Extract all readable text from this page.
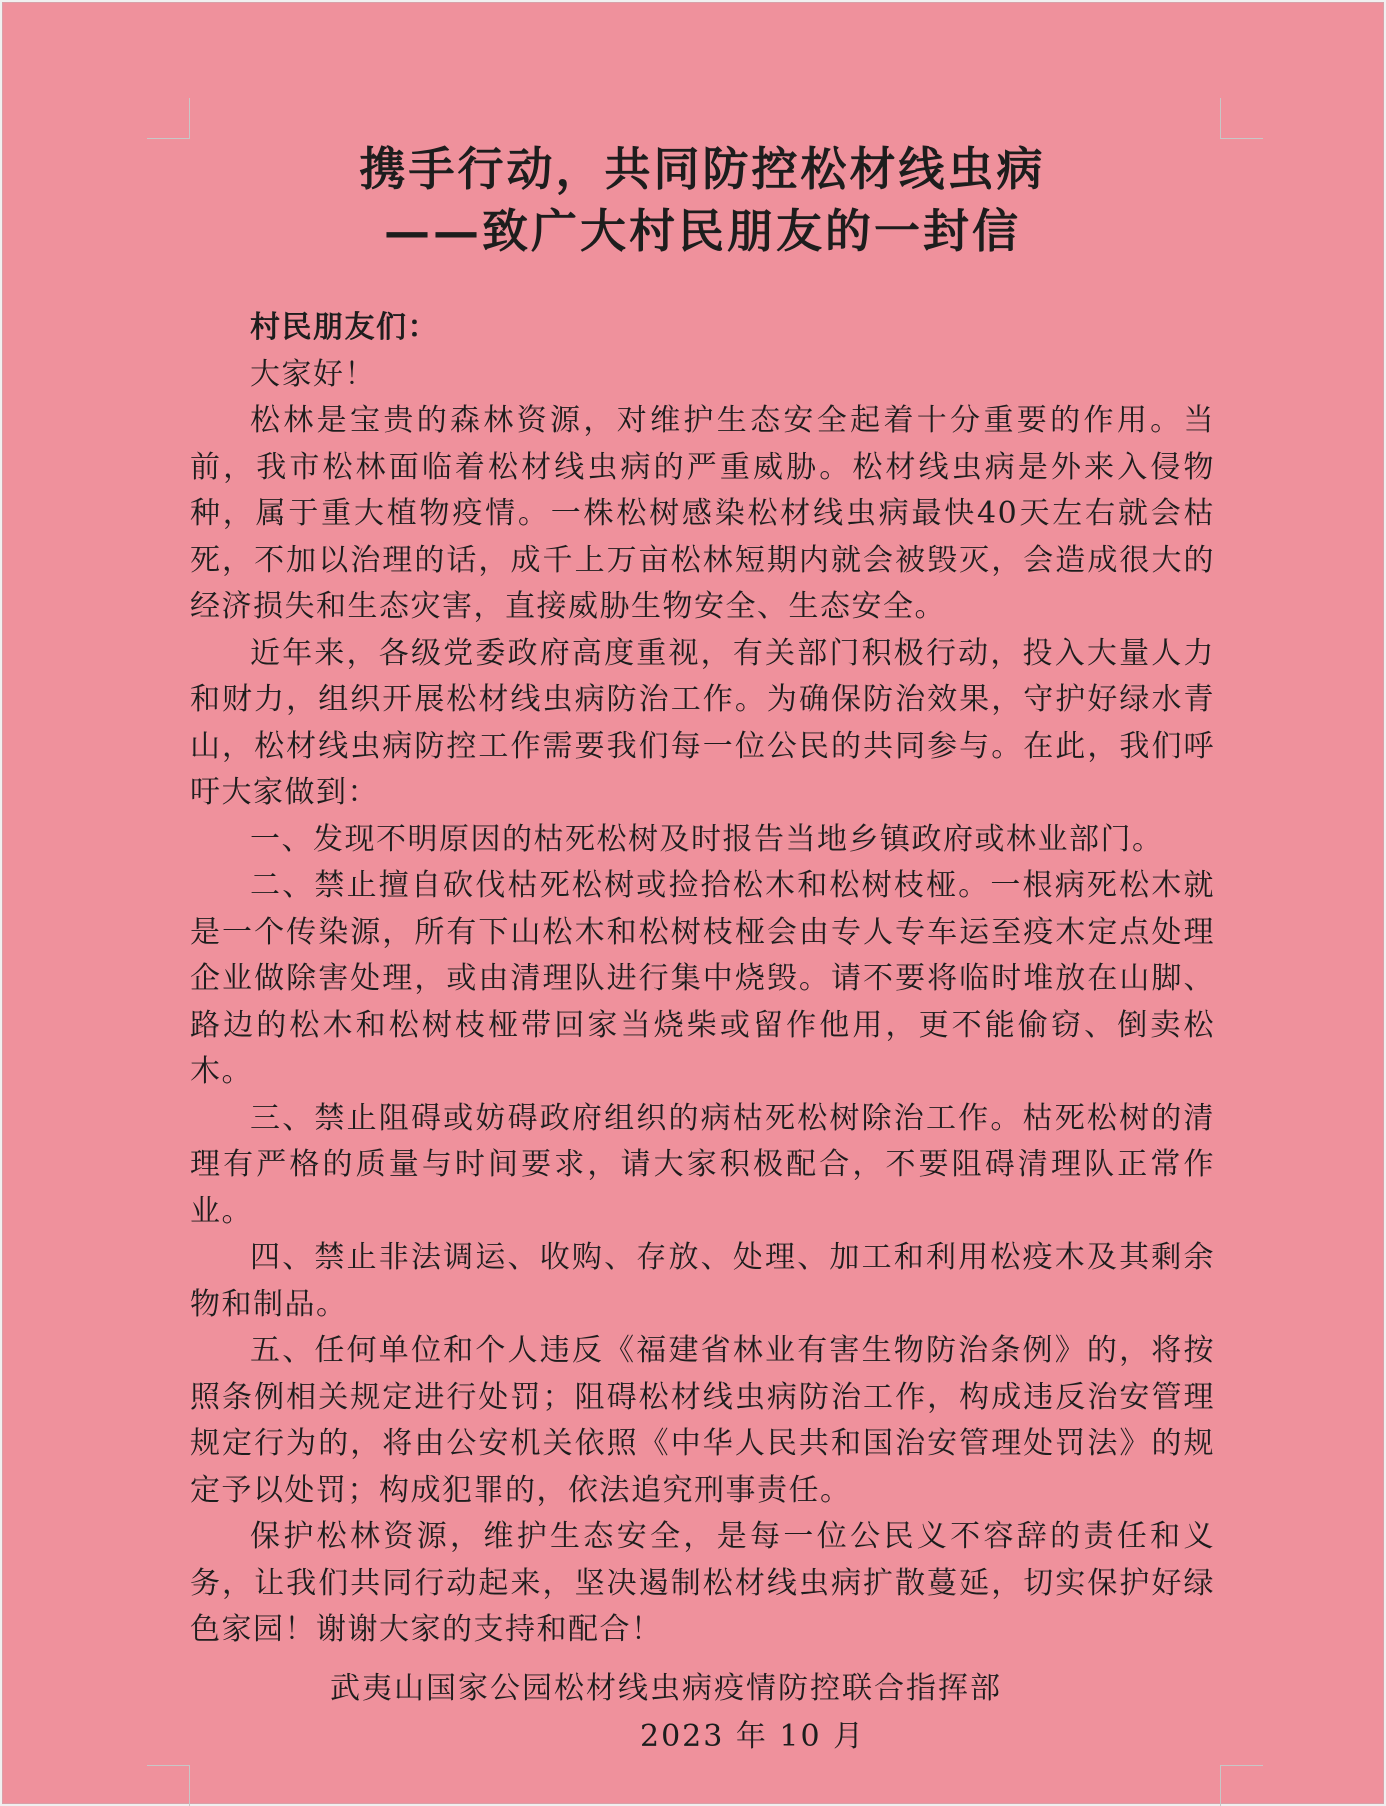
携手行动，共同防控松材线虫病
——致广大村民朋友的一封信

村民朋友们：

大家好！

松林是宝贵的森林资源，对维护生态安全起着十分重要的作用。当前，我市松林面临着松材线虫病的严重威胁。松材线虫病是外来入侵物种，属于重大植物疫情。一株松树感染松材线虫病最快40天左右就会枯死，不加以治理的话，成千上万亩松林短期内就会被毁灭，会造成很大的经济损失和生态灾害，直接威胁生物安全、生态安全。

近年来，各级党委政府高度重视，有关部门积极行动，投入大量人力和财力，组织开展松材线虫病防治工作。为确保防治效果，守护好绿水青山，松材线虫病防控工作需要我们每一位公民的共同参与。在此，我们呼吁大家做到：

一、发现不明原因的枯死松树及时报告当地乡镇政府或林业部门。

二、禁止擅自砍伐枯死松树或捡拾松木和松树枝桠。一根病死松木就是一个传染源，所有下山松木和松树枝桠会由专人专车运至疫木定点处理企业做除害处理，或由清理队进行集中烧毁。请不要将临时堆放在山脚、路边的松木和松树枝桠带回家当烧柴或留作他用，更不能偷窃、倒卖松木。

三、禁止阻碍或妨碍政府组织的病枯死松树除治工作。枯死松树的清理有严格的质量与时间要求，请大家积极配合，不要阻碍清理队正常作业。

四、禁止非法调运、收购、存放、处理、加工和利用松疫木及其剩余物和制品。

五、任何单位和个人违反《福建省林业有害生物防治条例》的，将按照条例相关规定进行处罚；阻碍松材线虫病防治工作，构成违反治安管理规定行为的，将由公安机关依照《中华人民共和国治安管理处罚法》的规定予以处罚；构成犯罪的，依法追究刑事责任。

保护松林资源，维护生态安全，是每一位公民义不容辞的责任和义务，让我们共同行动起来，坚决遏制松材线虫病扩散蔓延，切实保护好绿色家园！谢谢大家的支持和配合！

武夷山国家公园松材线虫病疫情防控联合指挥部
2023 年 10 月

> [What to do]: Transcribe the records word for word and include no pictures.

> [Expected answer]:
Extract all readable text from this page.
携手行动，共同防控松材线虫病
——致广大村民朋友的一封信

村民朋友们：

大家好！

松林是宝贵的森林资源，对维护生态安全起着十分重要的作用。当前，我市松林面临着松材线虫病的严重威胁。松材线虫病是外来入侵物种，属于重大植物疫情。一株松树感染松材线虫病最快40天左右就会枯死，不加以治理的话，成千上万亩松林短期内就会被毁灭，会造成很大的经济损失和生态灾害，直接威胁生物安全、生态安全。

近年来，各级党委政府高度重视，有关部门积极行动，投入大量人力和财力，组织开展松材线虫病防治工作。为确保防治效果，守护好绿水青山，松材线虫病防控工作需要我们每一位公民的共同参与。在此，我们呼吁大家做到：

一、发现不明原因的枯死松树及时报告当地乡镇政府或林业部门。

二、禁止擅自砍伐枯死松树或捡拾松木和松树枝桠。一根病死松木就是一个传染源，所有下山松木和松树枝桠会由专人专车运至疫木定点处理企业做除害处理，或由清理队进行集中烧毁。请不要将临时堆放在山脚、路边的松木和松树枝桠带回家当烧柴或留作他用，更不能偷窃、倒卖松木。

三、禁止阻碍或妨碍政府组织的病枯死松树除治工作。枯死松树的清理有严格的质量与时间要求，请大家积极配合，不要阻碍清理队正常作业。

四、禁止非法调运、收购、存放、处理、加工和利用松疫木及其剩余物和制品。

五、任何单位和个人违反《福建省林业有害生物防治条例》的，将按照条例相关规定进行处罚；阻碍松材线虫病防治工作，构成违反治安管理规定行为的，将由公安机关依照《中华人民共和国治安管理处罚法》的规定予以处罚；构成犯罪的，依法追究刑事责任。

保护松林资源，维护生态安全，是每一位公民义不容辞的责任和义务，让我们共同行动起来，坚决遏制松材线虫病扩散蔓延，切实保护好绿色家园！谢谢大家的支持和配合！

武夷山国家公园松材线虫病疫情防控联合指挥部
2023 年 10 月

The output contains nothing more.